Search the listing for the string "polarized" and copy every line that contains it.

(Records from a collection of figures)
[BEGIN]

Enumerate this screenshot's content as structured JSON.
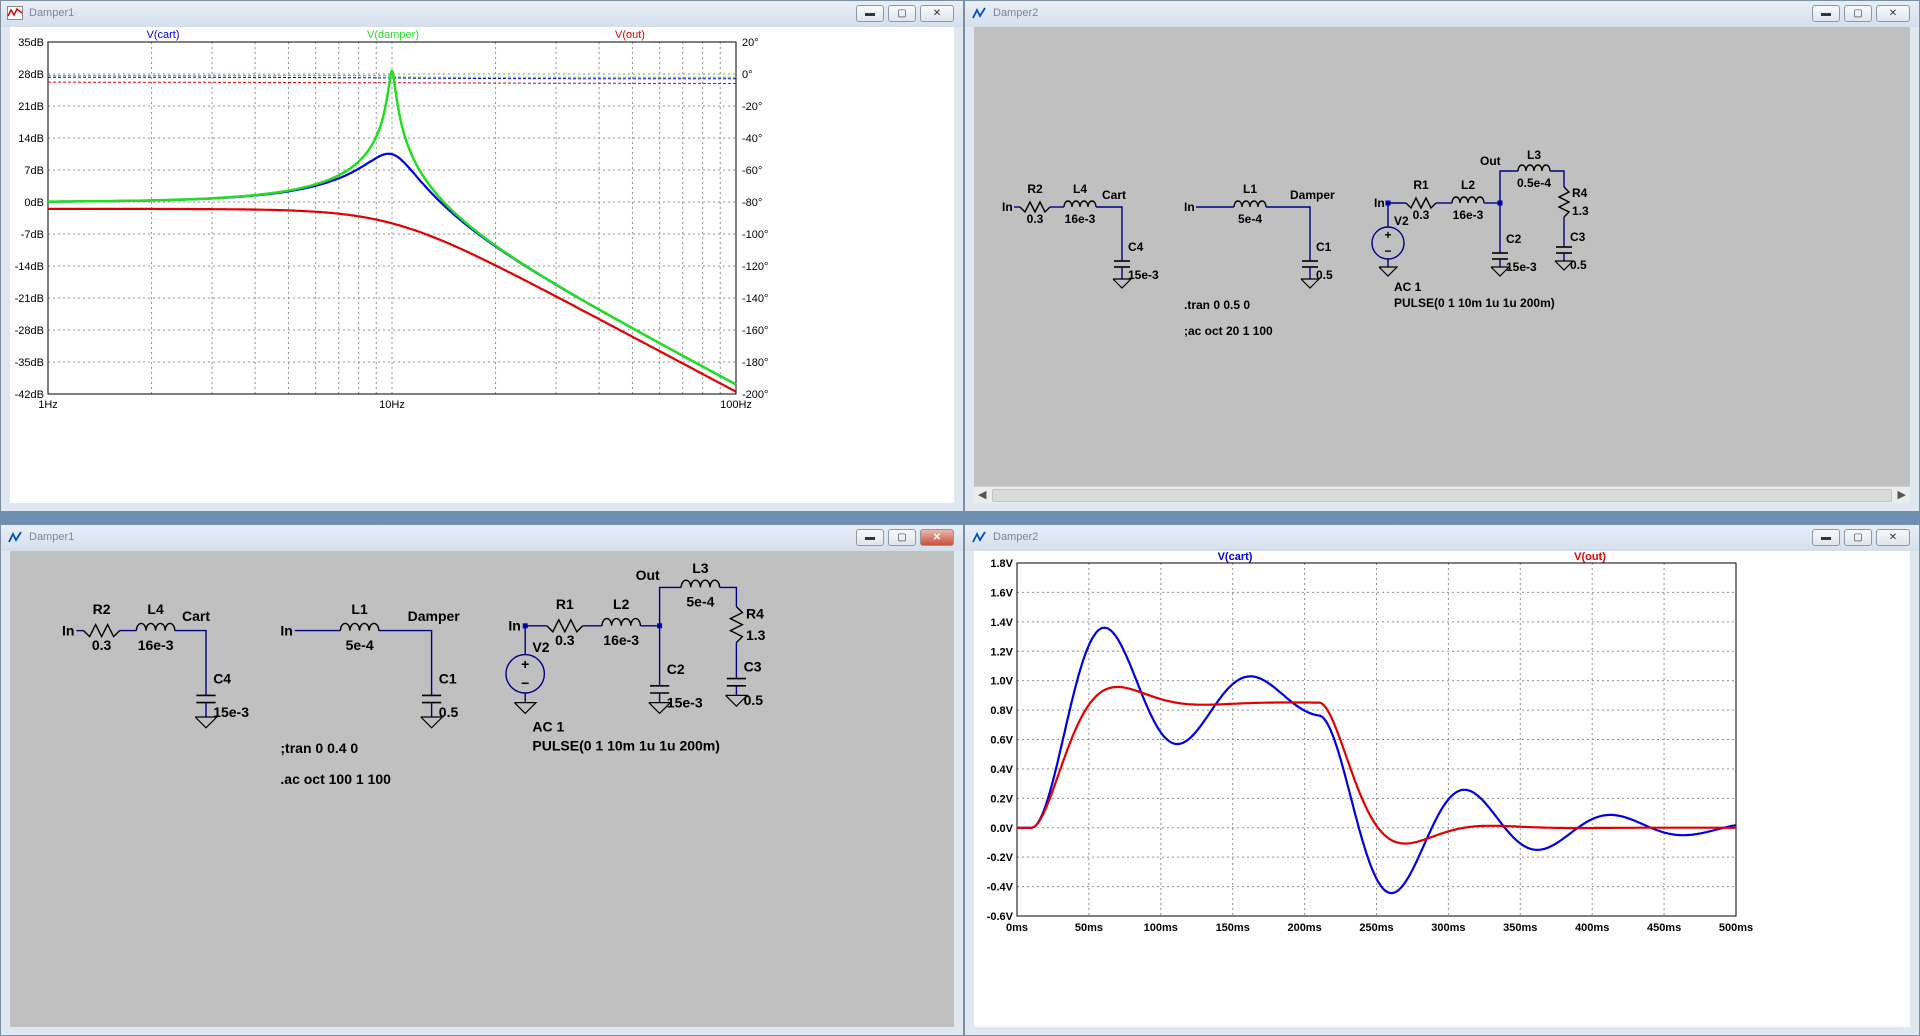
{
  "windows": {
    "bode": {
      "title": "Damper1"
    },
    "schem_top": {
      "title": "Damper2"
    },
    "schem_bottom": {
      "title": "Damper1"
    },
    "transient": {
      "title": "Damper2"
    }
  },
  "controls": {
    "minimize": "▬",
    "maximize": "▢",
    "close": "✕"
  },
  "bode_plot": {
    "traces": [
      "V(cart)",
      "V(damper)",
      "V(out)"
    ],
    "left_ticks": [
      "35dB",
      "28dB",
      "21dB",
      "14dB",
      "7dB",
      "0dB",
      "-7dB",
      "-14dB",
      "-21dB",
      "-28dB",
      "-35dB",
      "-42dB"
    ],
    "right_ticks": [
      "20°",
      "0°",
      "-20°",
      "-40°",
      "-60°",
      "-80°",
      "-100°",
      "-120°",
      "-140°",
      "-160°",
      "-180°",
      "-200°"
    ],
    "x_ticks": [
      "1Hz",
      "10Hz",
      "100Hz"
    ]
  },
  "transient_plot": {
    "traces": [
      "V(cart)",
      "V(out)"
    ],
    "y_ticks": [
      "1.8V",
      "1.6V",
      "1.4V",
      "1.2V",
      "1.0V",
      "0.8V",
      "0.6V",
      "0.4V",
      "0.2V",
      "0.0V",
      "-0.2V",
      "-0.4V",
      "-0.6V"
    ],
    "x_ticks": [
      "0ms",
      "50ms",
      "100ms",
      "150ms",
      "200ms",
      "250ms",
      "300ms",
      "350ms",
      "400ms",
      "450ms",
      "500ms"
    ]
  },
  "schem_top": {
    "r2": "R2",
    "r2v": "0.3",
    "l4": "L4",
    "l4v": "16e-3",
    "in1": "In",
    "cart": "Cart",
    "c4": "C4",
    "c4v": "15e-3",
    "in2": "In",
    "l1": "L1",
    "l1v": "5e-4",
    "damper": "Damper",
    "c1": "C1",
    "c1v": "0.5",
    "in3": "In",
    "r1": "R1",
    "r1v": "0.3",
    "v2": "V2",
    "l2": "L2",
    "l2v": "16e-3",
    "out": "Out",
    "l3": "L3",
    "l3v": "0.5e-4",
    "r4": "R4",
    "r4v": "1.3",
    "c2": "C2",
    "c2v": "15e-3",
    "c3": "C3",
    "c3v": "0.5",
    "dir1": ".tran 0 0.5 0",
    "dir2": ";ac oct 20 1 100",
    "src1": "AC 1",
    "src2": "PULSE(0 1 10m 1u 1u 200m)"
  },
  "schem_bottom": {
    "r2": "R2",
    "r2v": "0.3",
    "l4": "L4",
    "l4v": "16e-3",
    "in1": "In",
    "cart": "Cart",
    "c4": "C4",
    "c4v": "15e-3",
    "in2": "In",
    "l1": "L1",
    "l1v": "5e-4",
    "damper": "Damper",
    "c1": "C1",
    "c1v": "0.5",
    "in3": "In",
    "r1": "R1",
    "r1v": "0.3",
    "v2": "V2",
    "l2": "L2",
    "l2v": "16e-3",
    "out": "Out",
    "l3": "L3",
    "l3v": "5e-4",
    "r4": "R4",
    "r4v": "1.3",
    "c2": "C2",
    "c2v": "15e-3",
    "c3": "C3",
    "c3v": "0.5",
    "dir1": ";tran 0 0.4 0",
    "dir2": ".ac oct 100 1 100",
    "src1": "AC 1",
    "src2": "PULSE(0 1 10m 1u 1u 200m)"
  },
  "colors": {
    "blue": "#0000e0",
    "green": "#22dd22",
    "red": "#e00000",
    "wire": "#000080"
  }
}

[END]
[BEGIN]

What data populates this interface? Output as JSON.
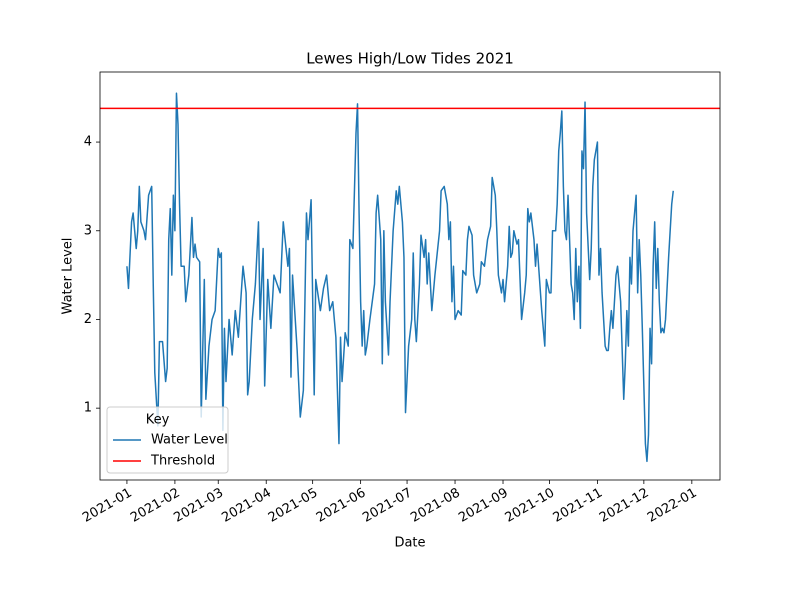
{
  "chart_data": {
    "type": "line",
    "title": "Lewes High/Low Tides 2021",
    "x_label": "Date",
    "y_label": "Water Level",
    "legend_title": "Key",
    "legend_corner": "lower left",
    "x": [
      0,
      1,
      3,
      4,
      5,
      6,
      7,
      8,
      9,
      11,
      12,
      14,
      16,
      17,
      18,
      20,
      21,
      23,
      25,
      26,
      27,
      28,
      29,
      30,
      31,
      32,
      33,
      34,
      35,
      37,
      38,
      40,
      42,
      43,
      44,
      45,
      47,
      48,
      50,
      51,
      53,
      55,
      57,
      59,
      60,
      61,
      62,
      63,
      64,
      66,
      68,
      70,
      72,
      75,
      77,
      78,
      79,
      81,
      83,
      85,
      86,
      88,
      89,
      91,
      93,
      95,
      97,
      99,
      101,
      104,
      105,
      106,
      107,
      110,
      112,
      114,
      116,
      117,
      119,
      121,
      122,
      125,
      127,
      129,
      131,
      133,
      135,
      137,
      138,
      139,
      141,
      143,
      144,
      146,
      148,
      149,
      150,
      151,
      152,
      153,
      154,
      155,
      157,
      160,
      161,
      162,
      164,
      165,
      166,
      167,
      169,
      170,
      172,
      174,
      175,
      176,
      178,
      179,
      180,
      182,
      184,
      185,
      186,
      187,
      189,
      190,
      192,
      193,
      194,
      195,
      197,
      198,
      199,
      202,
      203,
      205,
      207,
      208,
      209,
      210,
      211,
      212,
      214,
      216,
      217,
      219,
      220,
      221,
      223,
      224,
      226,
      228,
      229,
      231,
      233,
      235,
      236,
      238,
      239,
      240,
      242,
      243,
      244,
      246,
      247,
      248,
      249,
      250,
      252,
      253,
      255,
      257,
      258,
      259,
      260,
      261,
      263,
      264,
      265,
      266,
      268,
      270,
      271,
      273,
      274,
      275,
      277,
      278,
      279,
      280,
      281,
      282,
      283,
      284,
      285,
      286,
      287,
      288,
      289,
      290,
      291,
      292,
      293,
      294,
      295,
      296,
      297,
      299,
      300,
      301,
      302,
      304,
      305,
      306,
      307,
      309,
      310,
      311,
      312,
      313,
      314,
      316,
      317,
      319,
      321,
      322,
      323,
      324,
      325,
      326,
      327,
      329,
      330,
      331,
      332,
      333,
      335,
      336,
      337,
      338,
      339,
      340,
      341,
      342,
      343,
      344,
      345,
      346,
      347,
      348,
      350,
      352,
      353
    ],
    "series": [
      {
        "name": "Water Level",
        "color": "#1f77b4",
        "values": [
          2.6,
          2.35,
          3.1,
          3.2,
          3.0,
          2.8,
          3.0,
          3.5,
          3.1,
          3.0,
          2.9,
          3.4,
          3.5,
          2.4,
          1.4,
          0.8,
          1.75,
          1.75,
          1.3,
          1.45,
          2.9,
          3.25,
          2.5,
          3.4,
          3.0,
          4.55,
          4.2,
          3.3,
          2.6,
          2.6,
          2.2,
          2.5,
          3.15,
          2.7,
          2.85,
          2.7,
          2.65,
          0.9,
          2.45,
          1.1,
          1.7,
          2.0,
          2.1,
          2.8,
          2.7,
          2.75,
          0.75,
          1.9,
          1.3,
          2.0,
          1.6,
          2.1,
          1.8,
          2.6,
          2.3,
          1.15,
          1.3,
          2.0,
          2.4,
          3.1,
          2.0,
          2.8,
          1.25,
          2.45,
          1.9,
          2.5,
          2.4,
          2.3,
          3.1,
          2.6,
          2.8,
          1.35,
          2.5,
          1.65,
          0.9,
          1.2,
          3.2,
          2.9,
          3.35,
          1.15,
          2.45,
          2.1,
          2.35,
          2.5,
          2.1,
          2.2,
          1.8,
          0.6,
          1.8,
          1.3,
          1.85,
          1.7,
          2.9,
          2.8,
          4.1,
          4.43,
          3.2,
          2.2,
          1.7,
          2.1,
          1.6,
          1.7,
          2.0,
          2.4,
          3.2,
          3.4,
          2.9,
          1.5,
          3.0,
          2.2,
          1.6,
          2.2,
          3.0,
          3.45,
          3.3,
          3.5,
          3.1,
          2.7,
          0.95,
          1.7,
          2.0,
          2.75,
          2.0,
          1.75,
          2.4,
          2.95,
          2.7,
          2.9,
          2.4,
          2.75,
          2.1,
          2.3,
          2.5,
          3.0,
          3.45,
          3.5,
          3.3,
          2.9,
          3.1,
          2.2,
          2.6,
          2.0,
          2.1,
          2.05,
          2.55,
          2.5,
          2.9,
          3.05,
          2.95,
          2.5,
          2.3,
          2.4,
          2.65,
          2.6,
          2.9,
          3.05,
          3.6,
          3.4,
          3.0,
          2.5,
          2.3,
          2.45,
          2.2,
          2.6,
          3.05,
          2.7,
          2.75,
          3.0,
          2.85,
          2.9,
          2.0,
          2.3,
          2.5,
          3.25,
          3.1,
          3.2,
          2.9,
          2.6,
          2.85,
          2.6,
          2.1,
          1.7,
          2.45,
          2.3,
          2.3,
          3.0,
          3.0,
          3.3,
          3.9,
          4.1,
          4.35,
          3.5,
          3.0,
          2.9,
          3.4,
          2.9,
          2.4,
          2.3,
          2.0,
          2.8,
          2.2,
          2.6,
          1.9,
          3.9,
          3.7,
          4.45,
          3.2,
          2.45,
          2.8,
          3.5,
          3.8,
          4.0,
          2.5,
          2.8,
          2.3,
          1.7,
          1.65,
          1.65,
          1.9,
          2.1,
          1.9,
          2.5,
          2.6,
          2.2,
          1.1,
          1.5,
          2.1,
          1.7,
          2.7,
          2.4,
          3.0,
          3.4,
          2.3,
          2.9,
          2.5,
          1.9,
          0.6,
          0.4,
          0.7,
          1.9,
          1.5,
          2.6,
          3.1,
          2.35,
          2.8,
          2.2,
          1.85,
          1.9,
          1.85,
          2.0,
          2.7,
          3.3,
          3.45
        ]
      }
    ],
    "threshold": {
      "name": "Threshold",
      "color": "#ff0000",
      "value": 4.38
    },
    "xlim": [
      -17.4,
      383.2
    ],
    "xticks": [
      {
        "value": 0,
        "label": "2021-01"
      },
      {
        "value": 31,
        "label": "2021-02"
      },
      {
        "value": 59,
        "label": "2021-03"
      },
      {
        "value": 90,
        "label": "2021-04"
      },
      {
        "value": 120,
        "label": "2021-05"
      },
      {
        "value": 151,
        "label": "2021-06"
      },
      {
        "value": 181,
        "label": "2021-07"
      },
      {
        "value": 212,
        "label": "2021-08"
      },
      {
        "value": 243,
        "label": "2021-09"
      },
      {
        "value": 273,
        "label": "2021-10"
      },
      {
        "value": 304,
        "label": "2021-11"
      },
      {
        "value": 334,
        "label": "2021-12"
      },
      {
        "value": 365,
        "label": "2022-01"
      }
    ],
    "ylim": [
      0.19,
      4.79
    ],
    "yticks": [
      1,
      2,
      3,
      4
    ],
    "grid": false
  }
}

[END]
[BEGIN]

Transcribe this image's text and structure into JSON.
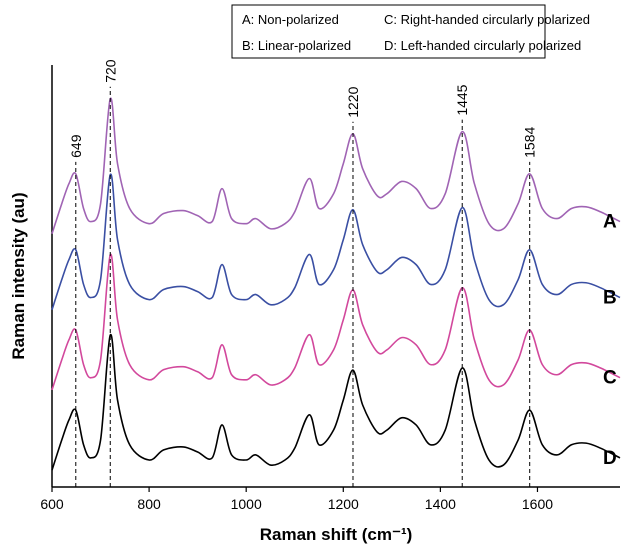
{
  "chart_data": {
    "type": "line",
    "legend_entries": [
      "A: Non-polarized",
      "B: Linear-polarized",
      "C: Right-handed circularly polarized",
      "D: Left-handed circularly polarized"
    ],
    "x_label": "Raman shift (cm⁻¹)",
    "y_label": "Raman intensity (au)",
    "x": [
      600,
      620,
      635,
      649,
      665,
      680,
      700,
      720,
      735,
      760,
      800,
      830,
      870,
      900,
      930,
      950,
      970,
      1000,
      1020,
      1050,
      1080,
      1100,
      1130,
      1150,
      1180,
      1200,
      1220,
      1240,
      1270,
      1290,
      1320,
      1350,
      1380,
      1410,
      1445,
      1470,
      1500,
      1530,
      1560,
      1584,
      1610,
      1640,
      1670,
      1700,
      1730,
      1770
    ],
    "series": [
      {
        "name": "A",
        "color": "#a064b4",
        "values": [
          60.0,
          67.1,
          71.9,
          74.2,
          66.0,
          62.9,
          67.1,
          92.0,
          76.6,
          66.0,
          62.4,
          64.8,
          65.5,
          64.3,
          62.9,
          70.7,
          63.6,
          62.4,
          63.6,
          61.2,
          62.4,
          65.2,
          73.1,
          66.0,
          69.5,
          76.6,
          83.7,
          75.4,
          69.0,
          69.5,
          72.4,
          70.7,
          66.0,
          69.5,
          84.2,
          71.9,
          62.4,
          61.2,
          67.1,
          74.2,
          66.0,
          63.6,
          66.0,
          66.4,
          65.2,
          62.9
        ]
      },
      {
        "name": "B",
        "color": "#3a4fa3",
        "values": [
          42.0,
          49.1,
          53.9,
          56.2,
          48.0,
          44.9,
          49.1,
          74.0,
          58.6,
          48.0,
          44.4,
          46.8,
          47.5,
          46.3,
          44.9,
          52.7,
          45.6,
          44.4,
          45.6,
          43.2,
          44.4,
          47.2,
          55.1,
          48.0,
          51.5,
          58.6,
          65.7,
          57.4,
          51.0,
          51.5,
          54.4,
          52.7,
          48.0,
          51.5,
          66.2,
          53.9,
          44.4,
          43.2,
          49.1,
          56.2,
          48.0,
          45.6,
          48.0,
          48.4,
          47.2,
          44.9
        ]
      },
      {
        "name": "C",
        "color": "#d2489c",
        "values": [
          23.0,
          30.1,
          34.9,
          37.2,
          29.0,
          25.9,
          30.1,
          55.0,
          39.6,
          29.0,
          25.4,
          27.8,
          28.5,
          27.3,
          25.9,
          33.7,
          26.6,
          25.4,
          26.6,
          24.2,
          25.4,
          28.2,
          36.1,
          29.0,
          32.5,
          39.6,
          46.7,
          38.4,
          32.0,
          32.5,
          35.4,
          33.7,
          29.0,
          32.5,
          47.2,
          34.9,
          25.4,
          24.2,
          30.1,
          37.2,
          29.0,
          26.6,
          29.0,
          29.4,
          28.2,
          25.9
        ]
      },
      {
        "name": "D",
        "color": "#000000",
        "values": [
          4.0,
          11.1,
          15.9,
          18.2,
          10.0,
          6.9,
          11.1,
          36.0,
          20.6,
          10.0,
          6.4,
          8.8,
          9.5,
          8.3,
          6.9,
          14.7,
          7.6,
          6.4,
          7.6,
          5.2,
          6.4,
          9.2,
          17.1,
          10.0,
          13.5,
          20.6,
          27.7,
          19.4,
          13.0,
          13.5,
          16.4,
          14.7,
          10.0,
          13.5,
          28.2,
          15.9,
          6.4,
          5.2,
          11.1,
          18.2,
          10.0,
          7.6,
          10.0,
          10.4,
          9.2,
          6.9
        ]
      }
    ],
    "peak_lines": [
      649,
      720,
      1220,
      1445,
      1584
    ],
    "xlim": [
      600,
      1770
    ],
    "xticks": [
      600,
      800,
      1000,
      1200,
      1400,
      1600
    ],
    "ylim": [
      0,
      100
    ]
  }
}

[END]

▸ Written response:
      "A: Non-polarized",
      "B: Linear-polarized",
      "C: Right-handed circularly polarized",
      "D: Left-handed circularly polarized"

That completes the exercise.